▶ _What you need to do_:
Rewrite the lines starting at the one containing "UI element localization: list" and ending at the one containing "list-item: • If", changing "commune" to "municipality" and leaving everything else unchanged. Give only those lines.

▶ _Material provided_:
****************

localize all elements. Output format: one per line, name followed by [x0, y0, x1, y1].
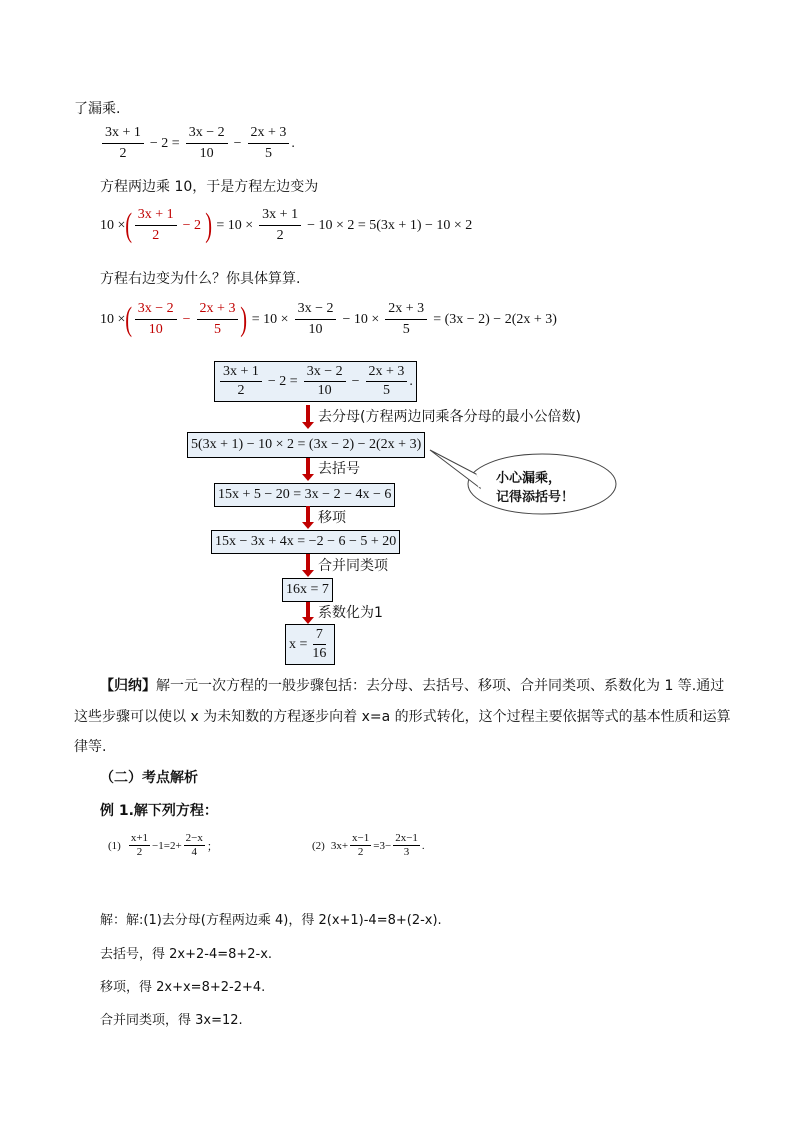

****************

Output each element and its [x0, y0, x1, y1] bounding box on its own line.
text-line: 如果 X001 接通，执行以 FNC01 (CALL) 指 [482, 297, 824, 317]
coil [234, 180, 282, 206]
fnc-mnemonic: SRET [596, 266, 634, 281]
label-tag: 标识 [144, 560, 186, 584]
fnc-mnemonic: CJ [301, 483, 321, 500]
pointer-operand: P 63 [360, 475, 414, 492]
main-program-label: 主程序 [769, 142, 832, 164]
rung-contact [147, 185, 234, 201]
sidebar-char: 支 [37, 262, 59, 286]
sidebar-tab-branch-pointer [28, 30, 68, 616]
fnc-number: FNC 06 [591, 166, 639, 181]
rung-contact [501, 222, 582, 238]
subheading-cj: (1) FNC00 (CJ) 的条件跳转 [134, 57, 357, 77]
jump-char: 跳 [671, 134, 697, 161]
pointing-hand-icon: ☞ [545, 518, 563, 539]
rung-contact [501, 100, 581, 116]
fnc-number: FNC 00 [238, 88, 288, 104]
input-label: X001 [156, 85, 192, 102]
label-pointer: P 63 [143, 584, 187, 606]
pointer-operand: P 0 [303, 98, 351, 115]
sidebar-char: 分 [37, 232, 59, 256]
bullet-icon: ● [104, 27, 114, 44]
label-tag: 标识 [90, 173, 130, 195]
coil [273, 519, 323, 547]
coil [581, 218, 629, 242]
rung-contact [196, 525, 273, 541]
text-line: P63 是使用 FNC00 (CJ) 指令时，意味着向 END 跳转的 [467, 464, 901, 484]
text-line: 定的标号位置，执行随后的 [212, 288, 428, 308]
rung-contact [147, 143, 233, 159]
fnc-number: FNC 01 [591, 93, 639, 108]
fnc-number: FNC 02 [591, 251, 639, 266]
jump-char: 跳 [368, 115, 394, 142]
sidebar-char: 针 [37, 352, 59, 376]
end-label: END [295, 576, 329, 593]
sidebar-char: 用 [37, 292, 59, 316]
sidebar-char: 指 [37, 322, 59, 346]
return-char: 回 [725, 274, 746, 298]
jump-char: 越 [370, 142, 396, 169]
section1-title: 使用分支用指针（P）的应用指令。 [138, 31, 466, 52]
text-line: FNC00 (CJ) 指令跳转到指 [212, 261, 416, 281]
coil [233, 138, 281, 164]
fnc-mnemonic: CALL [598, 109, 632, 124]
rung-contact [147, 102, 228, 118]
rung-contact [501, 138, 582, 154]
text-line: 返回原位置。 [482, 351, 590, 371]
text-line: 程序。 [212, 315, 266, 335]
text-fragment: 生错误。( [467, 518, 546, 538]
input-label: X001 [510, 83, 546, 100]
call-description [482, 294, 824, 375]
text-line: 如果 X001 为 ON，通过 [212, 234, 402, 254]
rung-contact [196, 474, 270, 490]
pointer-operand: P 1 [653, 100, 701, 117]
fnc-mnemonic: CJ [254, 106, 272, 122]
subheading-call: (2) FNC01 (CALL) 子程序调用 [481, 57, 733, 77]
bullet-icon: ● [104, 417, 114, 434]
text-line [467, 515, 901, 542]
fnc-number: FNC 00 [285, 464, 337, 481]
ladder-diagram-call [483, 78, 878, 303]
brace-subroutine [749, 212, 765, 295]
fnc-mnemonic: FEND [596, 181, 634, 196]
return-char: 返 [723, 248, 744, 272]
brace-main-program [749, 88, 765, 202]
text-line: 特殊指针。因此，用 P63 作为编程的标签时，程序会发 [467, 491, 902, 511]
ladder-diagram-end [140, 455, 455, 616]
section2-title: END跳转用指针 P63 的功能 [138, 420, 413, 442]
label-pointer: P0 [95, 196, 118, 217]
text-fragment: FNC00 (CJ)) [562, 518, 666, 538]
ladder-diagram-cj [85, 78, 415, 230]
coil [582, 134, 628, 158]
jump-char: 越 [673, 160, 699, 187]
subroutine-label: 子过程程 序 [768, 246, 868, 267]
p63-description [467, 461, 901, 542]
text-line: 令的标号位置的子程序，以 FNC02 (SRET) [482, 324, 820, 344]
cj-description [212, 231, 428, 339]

****************

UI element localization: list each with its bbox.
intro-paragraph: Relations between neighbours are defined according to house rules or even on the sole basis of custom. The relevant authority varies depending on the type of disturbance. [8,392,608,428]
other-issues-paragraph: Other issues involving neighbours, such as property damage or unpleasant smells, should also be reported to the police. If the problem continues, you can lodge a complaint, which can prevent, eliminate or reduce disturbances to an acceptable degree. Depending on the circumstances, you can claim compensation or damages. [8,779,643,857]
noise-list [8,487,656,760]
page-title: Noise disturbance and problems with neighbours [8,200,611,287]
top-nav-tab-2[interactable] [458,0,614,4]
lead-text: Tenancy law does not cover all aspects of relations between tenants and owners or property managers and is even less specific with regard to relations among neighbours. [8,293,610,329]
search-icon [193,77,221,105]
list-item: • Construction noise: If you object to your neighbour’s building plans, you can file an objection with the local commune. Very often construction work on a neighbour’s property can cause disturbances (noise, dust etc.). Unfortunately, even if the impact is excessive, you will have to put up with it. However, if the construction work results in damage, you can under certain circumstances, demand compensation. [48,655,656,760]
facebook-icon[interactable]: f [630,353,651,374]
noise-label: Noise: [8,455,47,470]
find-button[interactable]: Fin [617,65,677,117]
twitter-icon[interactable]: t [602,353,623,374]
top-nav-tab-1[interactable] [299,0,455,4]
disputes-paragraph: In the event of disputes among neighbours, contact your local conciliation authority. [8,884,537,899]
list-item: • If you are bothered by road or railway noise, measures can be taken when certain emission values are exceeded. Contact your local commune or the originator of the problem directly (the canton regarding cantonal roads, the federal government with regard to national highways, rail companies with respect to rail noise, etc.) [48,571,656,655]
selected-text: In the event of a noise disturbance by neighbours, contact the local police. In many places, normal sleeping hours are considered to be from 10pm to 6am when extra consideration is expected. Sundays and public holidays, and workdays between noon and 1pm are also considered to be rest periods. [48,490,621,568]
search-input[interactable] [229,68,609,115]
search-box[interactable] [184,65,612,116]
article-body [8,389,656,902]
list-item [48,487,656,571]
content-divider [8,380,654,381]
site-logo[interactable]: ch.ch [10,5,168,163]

****************

▶ _Task output_:
UI element localization: list each with its bbox.
intro-paragraph: Relations between neighbours are defined according to house rules or even on the sole basis of custom. The relevant authority varies depending on the type of disturbance. [8,392,608,428]
other-issues-paragraph: Other issues involving neighbours, such as property damage or unpleasant smells, should also be reported to the police. If the problem continues, you can lodge a complaint, which can prevent, eliminate or reduce disturbances to an acceptable degree. Depending on the circumstances, you can claim compensation or damages. [8,779,643,857]
noise-list [8,487,656,760]
page-title: Noise disturbance and problems with neighbours [8,200,611,287]
top-nav-tab-2[interactable] [458,0,614,4]
lead-text: Tenancy law does not cover all aspects of relations between tenants and owners or property managers and is even less specific with regard to relations among neighbours. [8,293,610,329]
search-icon [193,77,221,105]
list-item: • Construction noise: If you object to your neighbour’s building plans, you can file an objection with the local municipality. Very often construction work on a neighbour’s property can cause disturbances (noise, dust etc.). Unfortunately, even if the impact is excessive, you will have to put up with it. However, if the construction work results in damage, you can under certain circumstances, demand compensation. [48,655,656,760]
facebook-icon[interactable]: f [630,353,651,374]
noise-label: Noise: [8,455,47,470]
find-button[interactable]: Fin [617,65,677,117]
twitter-icon[interactable]: t [602,353,623,374]
top-nav-tab-1[interactable] [299,0,455,4]
disputes-paragraph: In the event of disputes among neighbours, contact your local conciliation authority. [8,884,537,899]
list-item: • If you are bothered by road or railway noise, measures can be taken when certain emission values are exceeded. Contact your local municipality or the originator of the problem directly (the canton regarding cantonal roads, the federal government with regard to national highways, rail companies with respect to rail noise, etc.) [48,571,656,655]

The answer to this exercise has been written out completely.